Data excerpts

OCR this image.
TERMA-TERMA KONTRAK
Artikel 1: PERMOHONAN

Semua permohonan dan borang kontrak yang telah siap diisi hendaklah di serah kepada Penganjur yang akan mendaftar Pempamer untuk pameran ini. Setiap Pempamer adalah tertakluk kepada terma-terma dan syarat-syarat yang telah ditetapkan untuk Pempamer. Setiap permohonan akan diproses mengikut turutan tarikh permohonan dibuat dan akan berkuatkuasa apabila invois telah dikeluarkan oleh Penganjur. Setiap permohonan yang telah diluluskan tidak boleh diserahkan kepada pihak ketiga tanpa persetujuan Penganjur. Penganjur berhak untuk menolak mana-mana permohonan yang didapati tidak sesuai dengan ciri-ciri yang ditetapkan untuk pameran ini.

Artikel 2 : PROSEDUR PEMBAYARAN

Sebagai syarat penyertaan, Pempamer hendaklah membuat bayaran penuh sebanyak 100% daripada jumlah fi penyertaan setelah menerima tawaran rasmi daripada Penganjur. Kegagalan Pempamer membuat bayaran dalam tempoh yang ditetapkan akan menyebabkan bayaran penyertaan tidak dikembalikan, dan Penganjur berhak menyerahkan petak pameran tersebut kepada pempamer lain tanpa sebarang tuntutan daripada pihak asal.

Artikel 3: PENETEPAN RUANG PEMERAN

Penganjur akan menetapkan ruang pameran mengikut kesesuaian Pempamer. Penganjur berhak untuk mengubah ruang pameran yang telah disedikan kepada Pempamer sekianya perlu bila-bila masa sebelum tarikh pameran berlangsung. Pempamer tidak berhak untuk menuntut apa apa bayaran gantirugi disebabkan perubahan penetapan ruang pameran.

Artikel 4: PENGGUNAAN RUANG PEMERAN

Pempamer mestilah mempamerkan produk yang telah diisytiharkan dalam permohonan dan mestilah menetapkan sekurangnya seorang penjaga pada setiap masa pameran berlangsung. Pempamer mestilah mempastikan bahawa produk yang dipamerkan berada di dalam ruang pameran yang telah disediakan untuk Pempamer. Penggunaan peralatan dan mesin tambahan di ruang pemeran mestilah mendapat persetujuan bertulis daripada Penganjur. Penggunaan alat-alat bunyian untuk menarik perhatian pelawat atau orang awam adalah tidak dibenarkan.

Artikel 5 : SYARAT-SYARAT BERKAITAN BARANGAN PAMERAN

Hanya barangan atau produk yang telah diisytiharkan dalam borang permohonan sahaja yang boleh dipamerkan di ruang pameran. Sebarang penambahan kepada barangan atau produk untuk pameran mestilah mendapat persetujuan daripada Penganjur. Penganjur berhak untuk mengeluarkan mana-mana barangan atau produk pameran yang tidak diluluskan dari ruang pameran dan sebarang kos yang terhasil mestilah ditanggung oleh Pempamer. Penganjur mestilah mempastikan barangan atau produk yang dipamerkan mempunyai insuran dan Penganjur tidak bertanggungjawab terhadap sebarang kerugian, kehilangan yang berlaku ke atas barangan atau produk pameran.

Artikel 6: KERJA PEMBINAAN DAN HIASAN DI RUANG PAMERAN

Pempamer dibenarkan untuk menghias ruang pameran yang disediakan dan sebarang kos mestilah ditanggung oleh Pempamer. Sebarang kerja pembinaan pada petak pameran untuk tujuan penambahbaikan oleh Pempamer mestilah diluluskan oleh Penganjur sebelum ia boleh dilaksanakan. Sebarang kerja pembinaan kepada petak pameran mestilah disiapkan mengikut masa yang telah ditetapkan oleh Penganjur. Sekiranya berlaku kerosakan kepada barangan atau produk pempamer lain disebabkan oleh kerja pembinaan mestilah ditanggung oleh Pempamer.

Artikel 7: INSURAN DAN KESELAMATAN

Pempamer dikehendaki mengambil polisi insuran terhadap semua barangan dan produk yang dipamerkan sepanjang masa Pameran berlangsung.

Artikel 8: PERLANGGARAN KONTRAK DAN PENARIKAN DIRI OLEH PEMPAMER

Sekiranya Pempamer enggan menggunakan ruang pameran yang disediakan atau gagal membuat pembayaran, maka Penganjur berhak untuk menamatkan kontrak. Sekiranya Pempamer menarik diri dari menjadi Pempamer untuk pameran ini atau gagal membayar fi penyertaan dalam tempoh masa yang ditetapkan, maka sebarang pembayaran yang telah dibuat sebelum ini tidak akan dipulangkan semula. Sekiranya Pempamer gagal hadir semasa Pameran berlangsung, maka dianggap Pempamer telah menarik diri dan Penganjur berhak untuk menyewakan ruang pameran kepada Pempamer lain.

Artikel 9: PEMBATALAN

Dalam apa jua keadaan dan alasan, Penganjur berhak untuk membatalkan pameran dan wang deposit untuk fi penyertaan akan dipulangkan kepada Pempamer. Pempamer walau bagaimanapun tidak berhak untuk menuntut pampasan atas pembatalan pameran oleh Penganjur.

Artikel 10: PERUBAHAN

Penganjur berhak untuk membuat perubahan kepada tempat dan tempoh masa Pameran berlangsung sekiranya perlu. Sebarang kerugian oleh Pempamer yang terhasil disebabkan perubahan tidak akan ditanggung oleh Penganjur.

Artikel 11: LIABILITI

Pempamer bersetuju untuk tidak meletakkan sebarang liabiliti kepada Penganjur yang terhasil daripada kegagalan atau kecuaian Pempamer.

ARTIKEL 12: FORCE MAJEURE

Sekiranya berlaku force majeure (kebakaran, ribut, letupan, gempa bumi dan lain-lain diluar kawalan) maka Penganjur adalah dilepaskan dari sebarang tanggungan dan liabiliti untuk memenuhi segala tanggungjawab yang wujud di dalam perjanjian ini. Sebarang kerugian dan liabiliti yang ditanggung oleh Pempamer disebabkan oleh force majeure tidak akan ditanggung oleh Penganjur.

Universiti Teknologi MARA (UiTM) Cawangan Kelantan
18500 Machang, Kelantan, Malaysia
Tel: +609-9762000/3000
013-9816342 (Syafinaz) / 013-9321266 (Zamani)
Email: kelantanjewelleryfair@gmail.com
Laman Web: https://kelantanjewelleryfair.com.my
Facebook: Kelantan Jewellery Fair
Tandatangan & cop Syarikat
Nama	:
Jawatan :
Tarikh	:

INSTRUCTIONS TO FOLLOW: From the data above, copy each line that has the string "pihak".

TASK ANSWER:
Semua permohonan dan borang kontrak yang telah siap diisi hendaklah di serah kepada Penganjur yang akan mendaftar Pempamer untuk pameran ini. Setiap Pempamer adalah tertakluk kepada terma-terma dan syarat-syarat yang telah ditetapkan untuk Pempamer. Setiap permohonan akan diproses mengikut turutan tarikh permohonan dibuat dan akan berkuatkuasa apabila invois telah dikeluarkan oleh Penganjur. Setiap permohonan yang telah diluluskan tidak boleh diserahkan kepada pihak ketiga tanpa persetujuan Penganjur. Penganjur berhak untuk menolak mana-mana permohonan yang didapati tidak sesuai dengan ciri-ciri yang ditetapkan untuk pameran ini.
Sebagai syarat penyertaan, Pempamer hendaklah membuat bayaran penuh sebanyak 100% daripada jumlah fi penyertaan setelah menerima tawaran rasmi daripada Penganjur. Kegagalan Pempamer membuat bayaran dalam tempoh yang ditetapkan akan menyebabkan bayaran penyertaan tidak dikembalikan, dan Penganjur berhak menyerahkan petak pameran tersebut kepada pempamer lain tanpa sebarang tuntutan daripada pihak asal.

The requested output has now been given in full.